Task brief:
Locate the string "from" in the listing below. Copy every line where it is found.

Information shown:
/---

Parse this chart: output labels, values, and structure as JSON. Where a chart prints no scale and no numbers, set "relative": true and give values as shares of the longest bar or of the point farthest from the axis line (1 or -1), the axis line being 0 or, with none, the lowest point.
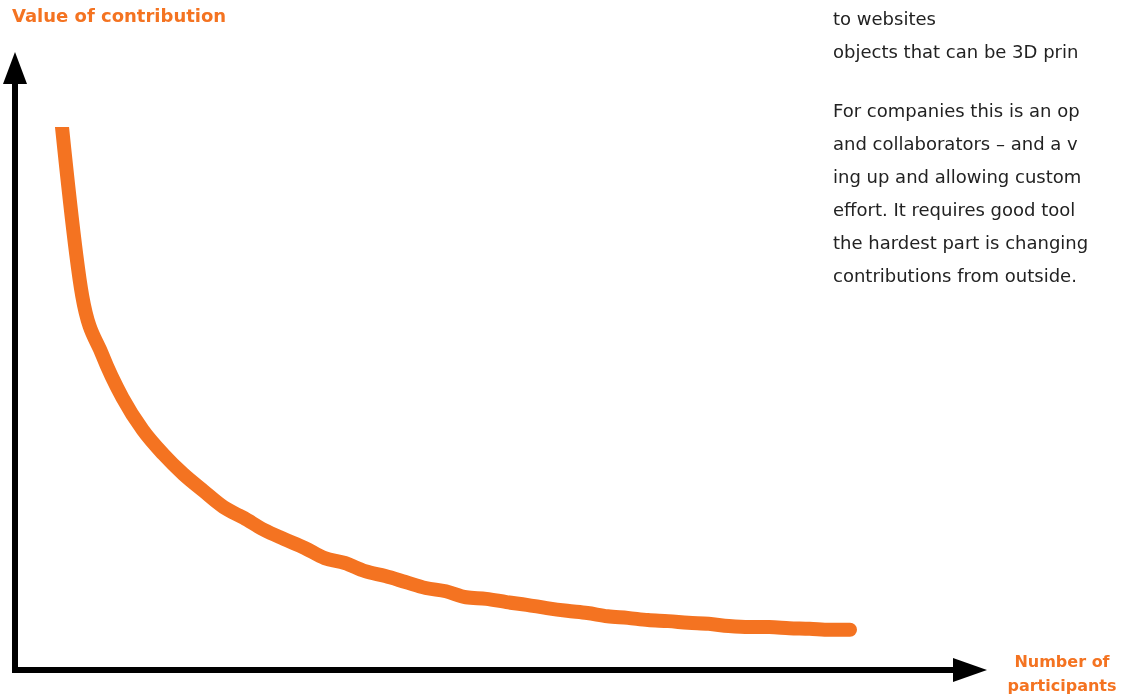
{
  "chart_data": {
    "type": "line",
    "relative": true,
    "color": "#f47321",
    "legend": false,
    "grid": false,
    "categories": [
      null,
      null,
      null,
      null,
      null,
      null,
      null,
      null,
      null,
      null,
      null,
      null,
      null,
      null,
      null,
      null,
      null,
      null,
      null,
      null,
      null,
      null,
      null,
      null,
      null,
      null,
      null,
      null,
      null,
      null,
      null,
      null,
      null,
      null,
      null,
      null,
      null,
      null,
      null,
      null
    ],
    "values": [
      1.0,
      0.689,
      0.58,
      0.501,
      0.442,
      0.398,
      0.361,
      0.33,
      0.3,
      0.28,
      0.258,
      0.241,
      0.225,
      0.206,
      0.197,
      0.182,
      0.173,
      0.162,
      0.151,
      0.145,
      0.134,
      0.131,
      0.125,
      0.12,
      0.114,
      0.109,
      0.105,
      0.099,
      0.096,
      0.092,
      0.09,
      0.087,
      0.085,
      0.081,
      0.079,
      0.079,
      0.077,
      0.076,
      0.074,
      0.074
    ],
    "annotations": [
      "Value of contribution",
      "Number of participants",
      "to websites",
      "objects that can be 3D prin",
      "For companies this is an op",
      "and collaborators – and a v",
      "ing up and allowing custom",
      "effort. It requires good tool",
      "the hardest part is changing",
      "contributions from outside."
    ]
  }
}
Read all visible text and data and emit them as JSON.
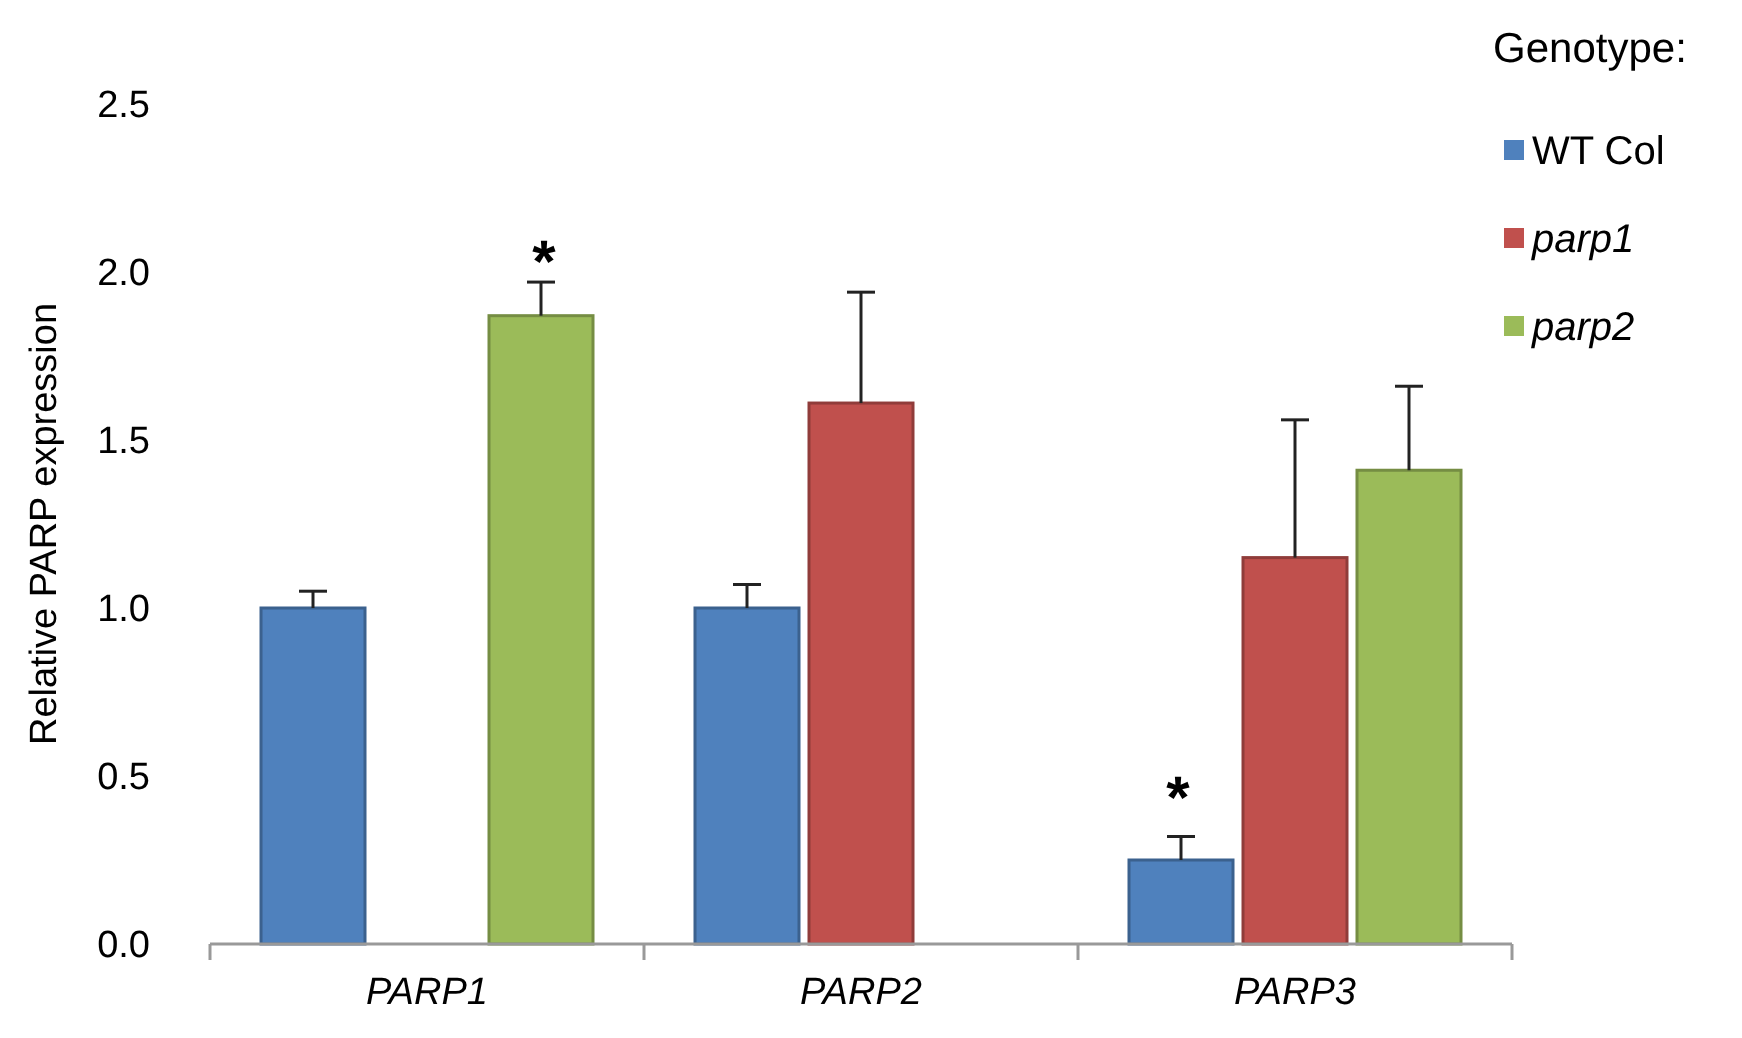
{
  "chart_data": {
    "type": "bar",
    "ylabel": "Relative PARP expression",
    "legend_title": "Genotype:",
    "categories": [
      "PARP1",
      "PARP2",
      "PARP3"
    ],
    "series": [
      {
        "name": "WT Col",
        "color": "#4f81bd",
        "values": [
          1.0,
          1.0,
          0.25
        ],
        "errors": [
          0.05,
          0.07,
          0.07
        ]
      },
      {
        "name": "parp1",
        "color": "#c0504d",
        "values": [
          null,
          1.61,
          1.15
        ],
        "errors": [
          null,
          0.33,
          0.41
        ]
      },
      {
        "name": "parp2",
        "color": "#9bbb59",
        "values": [
          1.87,
          null,
          1.41
        ],
        "errors": [
          0.1,
          null,
          0.25
        ]
      }
    ],
    "ylim": [
      0,
      2.5
    ],
    "yticks": [
      {
        "value": 0,
        "label": "0.0"
      },
      {
        "value": 0.5,
        "label": "0.5"
      },
      {
        "value": 1,
        "label": "1.0"
      },
      {
        "value": 1.5,
        "label": "1.5"
      },
      {
        "value": 2,
        "label": "2.0"
      },
      {
        "value": 2.5,
        "label": "2.5"
      }
    ],
    "grid": false,
    "legend": "top right",
    "annotations": [
      "*",
      "*"
    ]
  }
}
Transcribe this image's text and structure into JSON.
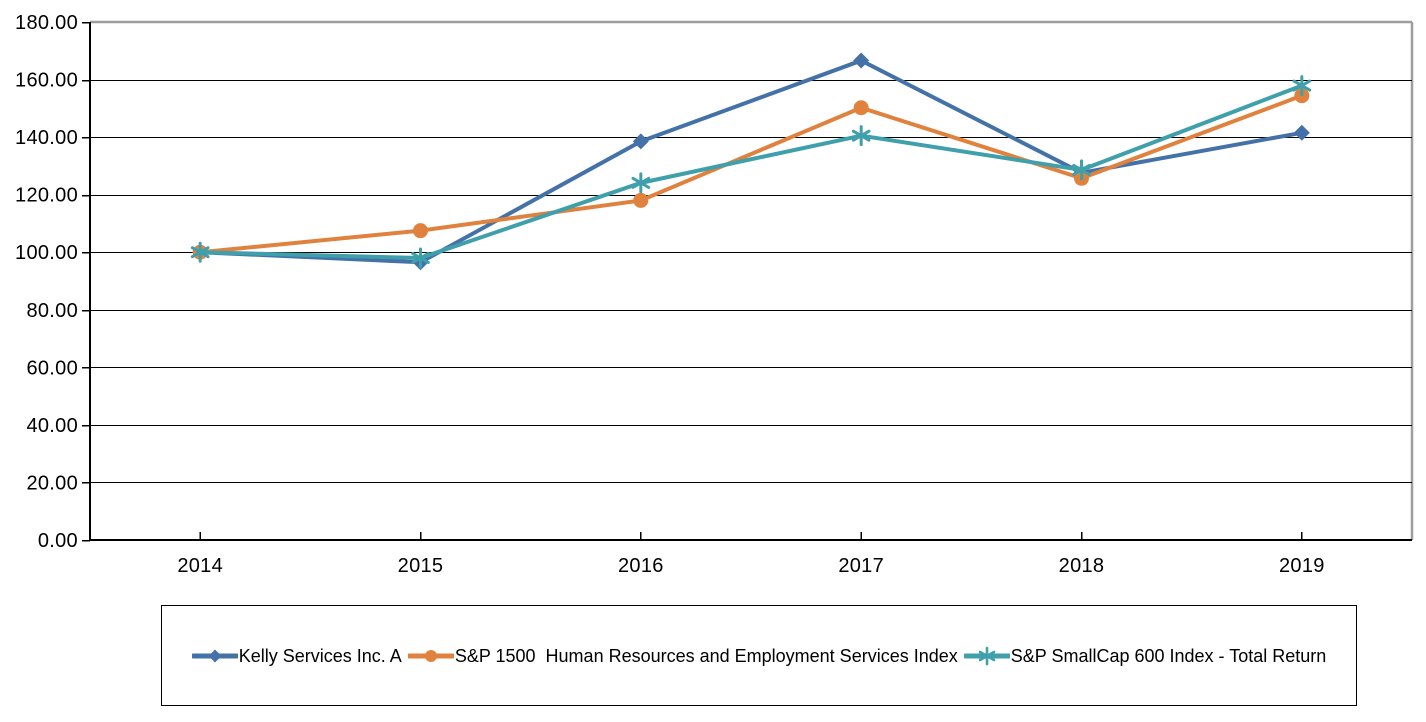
{
  "chart_data": {
    "type": "line",
    "title": "",
    "xlabel": "",
    "ylabel": "",
    "categories": [
      "2014",
      "2015",
      "2016",
      "2017",
      "2018",
      "2019"
    ],
    "series": [
      {
        "name": "Kelly Services Inc. A",
        "marker": "diamond",
        "color": "#4472A8",
        "values": [
          100.0,
          96.5,
          138.5,
          166.6,
          127.6,
          141.5
        ]
      },
      {
        "name": "S&P 1500  Human Resources and Employment Services Index",
        "marker": "circle",
        "color": "#E0823E",
        "values": [
          100.0,
          107.5,
          118.0,
          150.2,
          125.7,
          154.4
        ]
      },
      {
        "name": "S&P SmallCap 600 Index - Total Return",
        "marker": "asterisk",
        "color": "#3F9FAB",
        "values": [
          100.0,
          98.0,
          124.1,
          140.5,
          128.6,
          157.9
        ]
      }
    ],
    "ylim": [
      0,
      180
    ],
    "ytick_step": 20,
    "ytick_labels": [
      "0.00",
      "20.00",
      "40.00",
      "60.00",
      "80.00",
      "100.00",
      "120.00",
      "140.00",
      "160.00",
      "180.00"
    ],
    "grid": true,
    "legend_position": "bottom"
  },
  "colors": {
    "grid_line": "#000000",
    "axis_line": "#000000",
    "plot_border_gray": "#9E9E9E",
    "text": "#000000",
    "background": "#FFFFFF"
  }
}
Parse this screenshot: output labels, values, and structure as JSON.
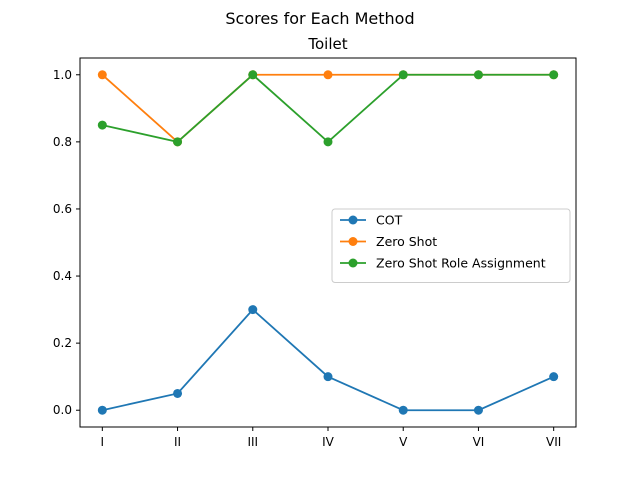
{
  "chart_data": {
    "type": "line",
    "suptitle": "Scores for Each Method",
    "title": "Toilet",
    "xlabel": "",
    "ylabel": "",
    "categories": [
      "I",
      "II",
      "III",
      "IV",
      "V",
      "VI",
      "VII"
    ],
    "ylim": [
      -0.05,
      1.05
    ],
    "yticks": [
      0.0,
      0.2,
      0.4,
      0.6,
      0.8,
      1.0
    ],
    "ytick_labels": [
      "0.0",
      "0.2",
      "0.4",
      "0.6",
      "0.8",
      "1.0"
    ],
    "grid": false,
    "legend_position": "center-right",
    "marker": "circle",
    "series": [
      {
        "name": "COT",
        "color": "#1f77b4",
        "values": [
          0.0,
          0.05,
          0.3,
          0.1,
          0.0,
          0.0,
          0.1
        ]
      },
      {
        "name": "Zero Shot",
        "color": "#ff7f0e",
        "values": [
          1.0,
          0.8,
          1.0,
          1.0,
          1.0,
          1.0,
          1.0
        ]
      },
      {
        "name": "Zero Shot Role Assignment",
        "color": "#2ca02c",
        "values": [
          0.85,
          0.8,
          1.0,
          0.8,
          1.0,
          1.0,
          1.0
        ]
      }
    ]
  }
}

\---

Written solution:
Parse this chart: output labels, values, and structure as JSON. Where a chart prints no scale and no numbers, set "relative": true and give values as shares of the longest bar or of the point farthest from the axis line (1 or -1), the axis line being 0 or, with none, the lowest point.
      "contributions from outside."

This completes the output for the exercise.